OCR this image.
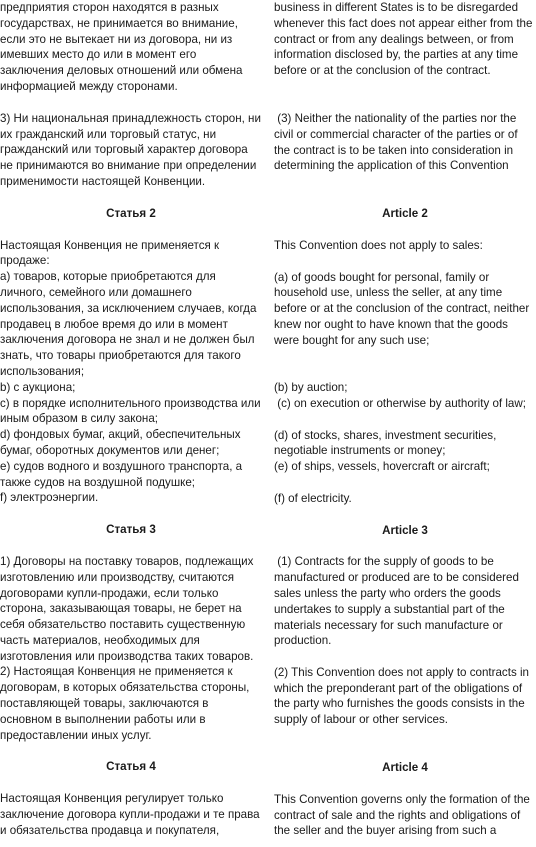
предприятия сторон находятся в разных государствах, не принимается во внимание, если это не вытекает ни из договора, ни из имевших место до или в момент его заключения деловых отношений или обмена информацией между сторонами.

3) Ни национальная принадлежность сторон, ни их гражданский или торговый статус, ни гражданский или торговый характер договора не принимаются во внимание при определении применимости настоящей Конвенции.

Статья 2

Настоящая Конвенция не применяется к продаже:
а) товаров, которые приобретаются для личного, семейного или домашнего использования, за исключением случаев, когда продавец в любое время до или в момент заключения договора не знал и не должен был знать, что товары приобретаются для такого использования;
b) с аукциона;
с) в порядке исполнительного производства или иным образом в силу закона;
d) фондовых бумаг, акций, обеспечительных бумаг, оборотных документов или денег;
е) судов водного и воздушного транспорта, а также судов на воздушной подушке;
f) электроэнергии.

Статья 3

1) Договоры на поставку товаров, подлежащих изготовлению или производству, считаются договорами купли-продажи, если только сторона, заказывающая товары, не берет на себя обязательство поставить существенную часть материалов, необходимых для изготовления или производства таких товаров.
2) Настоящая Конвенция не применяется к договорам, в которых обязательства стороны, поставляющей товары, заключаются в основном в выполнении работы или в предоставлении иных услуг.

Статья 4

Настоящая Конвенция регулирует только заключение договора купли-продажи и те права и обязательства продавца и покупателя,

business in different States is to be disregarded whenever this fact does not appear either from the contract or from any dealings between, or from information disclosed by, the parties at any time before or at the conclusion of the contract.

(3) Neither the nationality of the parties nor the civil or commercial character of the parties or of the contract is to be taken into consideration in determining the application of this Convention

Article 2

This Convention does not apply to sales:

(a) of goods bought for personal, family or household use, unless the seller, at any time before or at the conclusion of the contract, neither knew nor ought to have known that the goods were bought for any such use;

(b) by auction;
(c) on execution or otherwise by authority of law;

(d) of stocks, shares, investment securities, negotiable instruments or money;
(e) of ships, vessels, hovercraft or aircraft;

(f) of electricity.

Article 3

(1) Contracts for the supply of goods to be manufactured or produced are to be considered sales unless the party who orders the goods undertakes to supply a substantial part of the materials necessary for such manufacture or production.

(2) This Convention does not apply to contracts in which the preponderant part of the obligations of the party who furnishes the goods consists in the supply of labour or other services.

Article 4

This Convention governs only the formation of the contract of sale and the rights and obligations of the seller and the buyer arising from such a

◇ ◇ ◇ ◇ ◇

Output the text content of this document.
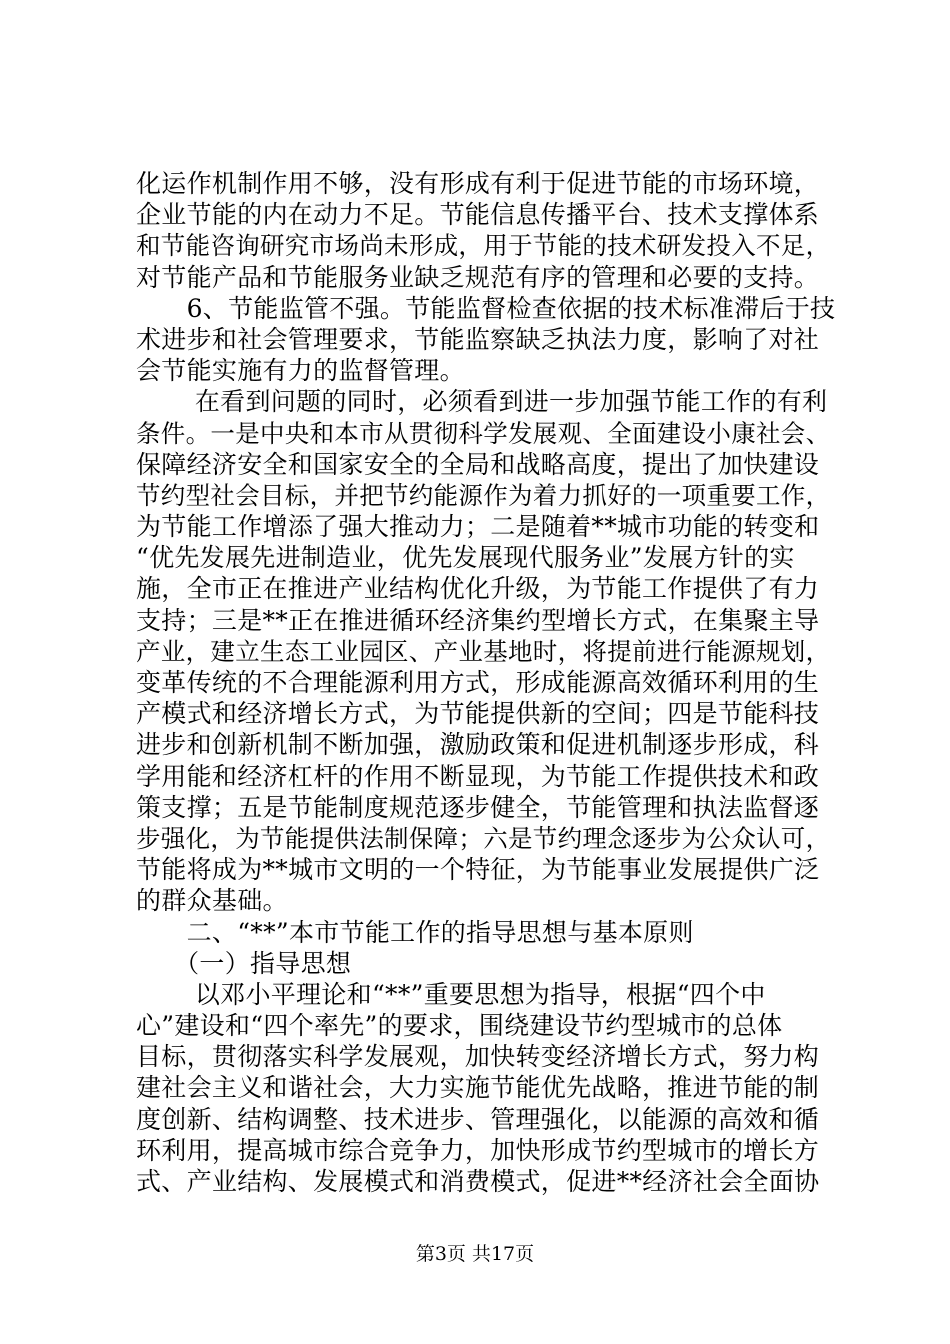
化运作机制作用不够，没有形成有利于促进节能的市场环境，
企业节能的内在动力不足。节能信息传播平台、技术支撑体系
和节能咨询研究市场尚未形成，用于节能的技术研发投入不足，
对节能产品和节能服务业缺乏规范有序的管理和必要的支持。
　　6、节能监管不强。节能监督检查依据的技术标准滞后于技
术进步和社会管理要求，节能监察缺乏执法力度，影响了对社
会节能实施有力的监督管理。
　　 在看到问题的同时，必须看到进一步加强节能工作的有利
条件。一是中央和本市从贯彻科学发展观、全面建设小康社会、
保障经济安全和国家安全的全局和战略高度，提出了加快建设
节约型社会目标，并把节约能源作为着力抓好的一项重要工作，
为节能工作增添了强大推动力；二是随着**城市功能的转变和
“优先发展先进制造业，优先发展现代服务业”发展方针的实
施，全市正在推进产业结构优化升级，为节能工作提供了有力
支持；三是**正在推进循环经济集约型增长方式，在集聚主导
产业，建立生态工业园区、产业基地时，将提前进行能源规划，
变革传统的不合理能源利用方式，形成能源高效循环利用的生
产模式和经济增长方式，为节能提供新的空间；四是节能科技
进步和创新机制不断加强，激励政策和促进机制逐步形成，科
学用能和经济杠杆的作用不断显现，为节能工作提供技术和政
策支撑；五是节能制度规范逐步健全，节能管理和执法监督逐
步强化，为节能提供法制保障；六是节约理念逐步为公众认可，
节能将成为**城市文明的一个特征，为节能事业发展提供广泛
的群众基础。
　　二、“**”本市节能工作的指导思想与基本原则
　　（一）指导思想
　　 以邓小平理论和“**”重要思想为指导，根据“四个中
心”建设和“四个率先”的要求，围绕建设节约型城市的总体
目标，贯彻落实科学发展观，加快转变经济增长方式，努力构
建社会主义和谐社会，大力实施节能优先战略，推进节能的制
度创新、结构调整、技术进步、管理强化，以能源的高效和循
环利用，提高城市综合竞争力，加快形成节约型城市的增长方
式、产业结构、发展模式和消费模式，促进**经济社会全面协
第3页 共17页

◇ ◇ ◇ ◇ ◇

What you should do:
Report only the number of lines that hold the string "parties" in this listing.

Complete output:
2